* WHAT IS EXPECTED
Find the word "JSON" in the records below. List each line containing it.
*** EXTRACTED DATA
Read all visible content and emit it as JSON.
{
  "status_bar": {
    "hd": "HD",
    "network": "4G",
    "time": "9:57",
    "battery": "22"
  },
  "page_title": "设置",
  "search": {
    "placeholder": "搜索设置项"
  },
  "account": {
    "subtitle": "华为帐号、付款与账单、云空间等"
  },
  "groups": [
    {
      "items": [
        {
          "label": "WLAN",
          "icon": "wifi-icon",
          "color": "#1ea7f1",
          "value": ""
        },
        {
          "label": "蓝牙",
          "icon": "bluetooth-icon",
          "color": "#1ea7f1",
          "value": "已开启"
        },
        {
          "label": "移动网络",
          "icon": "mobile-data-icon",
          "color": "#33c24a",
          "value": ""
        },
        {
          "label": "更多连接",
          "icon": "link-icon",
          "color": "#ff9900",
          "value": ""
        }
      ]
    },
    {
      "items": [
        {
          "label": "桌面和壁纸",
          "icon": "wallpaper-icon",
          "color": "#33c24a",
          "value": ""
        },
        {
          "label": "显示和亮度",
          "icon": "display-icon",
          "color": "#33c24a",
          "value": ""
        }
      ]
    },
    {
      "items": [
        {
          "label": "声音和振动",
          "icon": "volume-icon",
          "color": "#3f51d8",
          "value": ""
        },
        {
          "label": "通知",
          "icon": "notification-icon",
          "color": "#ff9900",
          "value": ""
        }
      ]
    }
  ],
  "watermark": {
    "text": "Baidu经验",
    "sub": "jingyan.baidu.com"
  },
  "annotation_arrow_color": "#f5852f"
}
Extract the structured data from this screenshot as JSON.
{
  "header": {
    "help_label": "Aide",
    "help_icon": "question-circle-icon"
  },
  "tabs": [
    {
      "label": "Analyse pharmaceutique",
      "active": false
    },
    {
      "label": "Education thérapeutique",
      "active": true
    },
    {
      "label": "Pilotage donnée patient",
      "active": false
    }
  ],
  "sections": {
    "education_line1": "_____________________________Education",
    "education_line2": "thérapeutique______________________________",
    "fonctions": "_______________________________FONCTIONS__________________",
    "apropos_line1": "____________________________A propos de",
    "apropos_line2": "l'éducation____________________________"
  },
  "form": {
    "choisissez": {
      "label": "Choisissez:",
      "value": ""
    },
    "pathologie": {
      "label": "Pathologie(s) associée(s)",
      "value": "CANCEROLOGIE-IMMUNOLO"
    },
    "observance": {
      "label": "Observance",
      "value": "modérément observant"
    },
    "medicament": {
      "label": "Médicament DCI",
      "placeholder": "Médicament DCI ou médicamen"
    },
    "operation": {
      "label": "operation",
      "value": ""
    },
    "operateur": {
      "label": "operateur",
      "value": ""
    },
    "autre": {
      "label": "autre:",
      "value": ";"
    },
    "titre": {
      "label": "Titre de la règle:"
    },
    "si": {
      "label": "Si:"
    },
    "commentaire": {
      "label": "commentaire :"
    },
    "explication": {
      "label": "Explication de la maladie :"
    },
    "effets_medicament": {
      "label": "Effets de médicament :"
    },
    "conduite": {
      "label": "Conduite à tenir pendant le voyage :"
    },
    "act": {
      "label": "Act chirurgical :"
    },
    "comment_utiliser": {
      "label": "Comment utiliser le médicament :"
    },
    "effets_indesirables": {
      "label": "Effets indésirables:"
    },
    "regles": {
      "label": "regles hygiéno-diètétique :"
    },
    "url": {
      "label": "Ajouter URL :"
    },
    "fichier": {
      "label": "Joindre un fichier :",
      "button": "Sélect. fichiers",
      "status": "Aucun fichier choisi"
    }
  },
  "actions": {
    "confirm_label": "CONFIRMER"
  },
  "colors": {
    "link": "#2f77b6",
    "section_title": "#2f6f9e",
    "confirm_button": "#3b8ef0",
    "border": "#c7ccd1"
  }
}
******
* OUTPUT OF THE TASK
Read all visible content and emit it as JSON.
Extract the structured data from this screenshot as JSON.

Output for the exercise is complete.